* **TASK OBJECTIVE**: Select the lines that hold the word "yangi" and copy each one.

** START **

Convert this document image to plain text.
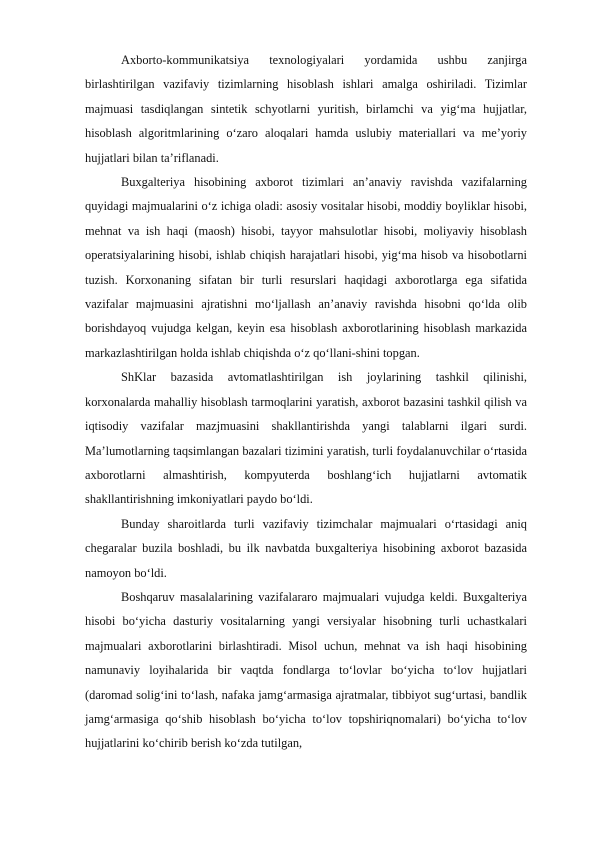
Axborto-kommunikatsiya texnologiyalari yordamida ushbu zanjirga birlashtirilgan vazifaviy tizimlarning hisoblash ishlari amalga oshiriladi. Tizimlar majmuasi tasdiqlangan sintetik schyotlarni yuritish, birlamchi va yig‘ma hujjatlar, hisoblash algoritmlarining o‘zaro aloqalari hamda uslubiy materiallari va me’yoriy hujjatlari bilan ta’riflanadi.

Buxgalteriya hisobining axborot tizimlari an’anaviy ravishda vazifalarning quyidagi majmualarini o‘z ichiga oladi: asosiy vositalar hisobi, moddiy boyliklar hisobi, mehnat va ish haqi (maosh) hisobi, tayyor mahsulotlar hisobi, moliyaviy hisoblash operatsiyalarining hisobi, ishlab chiqish harajatlari hisobi, yig‘ma hisob va hisobotlarni tuzish. Korxonaning sifatan bir turli resurslari haqidagi axborotlarga ega sifatida vazifalar majmuasini ajratishni mo‘ljallash an’anaviy ravishda hisobni qo‘lda olib borishdayoq vujudga kelgan, keyin esa hisoblash axborotlarining hisoblash markazida markazlashtirilgan holda ishlab chiqishda o‘z qo‘llani-shini topgan.

ShKlar bazasida avtomatlashtirilgan ish joylarining tashkil qilinishi, korxonalarda mahalliy hisoblash tarmoqlarini yaratish, axborot bazasini tashkil qilish va iqtisodiy vazifalar mazjmuasini shakllantirishda yangi talablarni ilgari surdi. Ma’lumotlarning taqsimlangan bazalari tizimini yaratish, turli foydalanuvchilar o‘rtasida axborotlarni almashtirish, kompyuterda boshlang‘ich hujjatlarni avtomatik shakllantirishning imkoniyatlari paydo bo‘ldi.

Bunday sharoitlarda turli vazifaviy tizimchalar majmualari o‘rtasidagi aniq chegaralar buzila boshladi, bu ilk navbatda buxgalteriya hisobining axborot bazasida namoyon bo‘ldi.

Boshqaruv masalalarining vazifalararo majmualari vujudga keldi. Buxgalteriya hisobi bo‘yicha dasturiy vositalarning yangi versiyalar hisobning turli uchastkalari majmualari axborotlarini birlashtiradi. Misol uchun, mehnat va ish haqi hisobining namunaviy loyihalarida bir vaqtda fondlarga to‘lovlar bo‘yicha to‘lov hujjatlari (daromad solig‘ini to‘lash, nafaka jamg‘armasiga ajratmalar, tibbiyot sug‘urtasi, bandlik jamg‘armasiga qo‘shib hisoblash bo‘yicha to‘lov topshiriqnomalari) bo‘yicha to‘lov hujjatlarini ko‘chirib berish ko‘zda tutilgan,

** END **

* **SOLUTION BELOW**:
ShKlar bazasida avtomatlashtirilgan ish joylarining tashkil qilinishi, korxonalarda mahalliy hisoblash tarmoqlarini yaratish, axborot bazasini tashkil qilish va iqtisodiy vazifalar mazjmuasini shakllantirishda yangi talablarni ilgari surdi. Ma’lumotlarning taqsimlangan bazalari tizimini yaratish, turli foydalanuvchilar o‘rtasida axborotlarni almashtirish, kompyuterda boshlang‘ich hujjatlarni avtomatik shakllantirishning imkoniyatlari paydo bo‘ldi.
Boshqaruv masalalarining vazifalararo majmualari vujudga keldi. Buxgalteriya hisobi bo‘yicha dasturiy vositalarning yangi versiyalar hisobning turli uchastkalari majmualari axborotlarini birlashtiradi. Misol uchun, mehnat va ish haqi hisobining namunaviy loyihalarida bir vaqtda fondlarga to‘lovlar bo‘yicha to‘lov hujjatlari (daromad solig‘ini to‘lash, nafaka jamg‘armasiga ajratmalar, tibbiyot sug‘urtasi, bandlik jamg‘armasiga qo‘shib hisoblash bo‘yicha to‘lov topshiriqnomalari) bo‘yicha to‘lov hujjatlarini ko‘chirib berish ko‘zda tutilgan,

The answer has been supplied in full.